> [Task details]:
The records should be written out in full, with nothing altered.

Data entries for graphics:
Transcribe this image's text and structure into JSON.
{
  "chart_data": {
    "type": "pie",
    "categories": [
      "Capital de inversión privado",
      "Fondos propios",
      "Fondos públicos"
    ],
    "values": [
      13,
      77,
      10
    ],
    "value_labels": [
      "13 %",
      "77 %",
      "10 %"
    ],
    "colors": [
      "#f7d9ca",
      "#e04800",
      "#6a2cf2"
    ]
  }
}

> [Response]:
Transcribe this image's text and structure into JSON.
{
  "chart_data": {
    "type": "pie",
    "categories": [
      "Capital de inversión privado",
      "Fondos propios",
      "Fondos públicos"
    ],
    "values": [
      13,
      77,
      10
    ],
    "value_labels": [
      "13 %",
      "77 %",
      "10 %"
    ],
    "colors": [
      "#f7d9ca",
      "#e04800",
      "#6a2cf2"
    ]
  }
}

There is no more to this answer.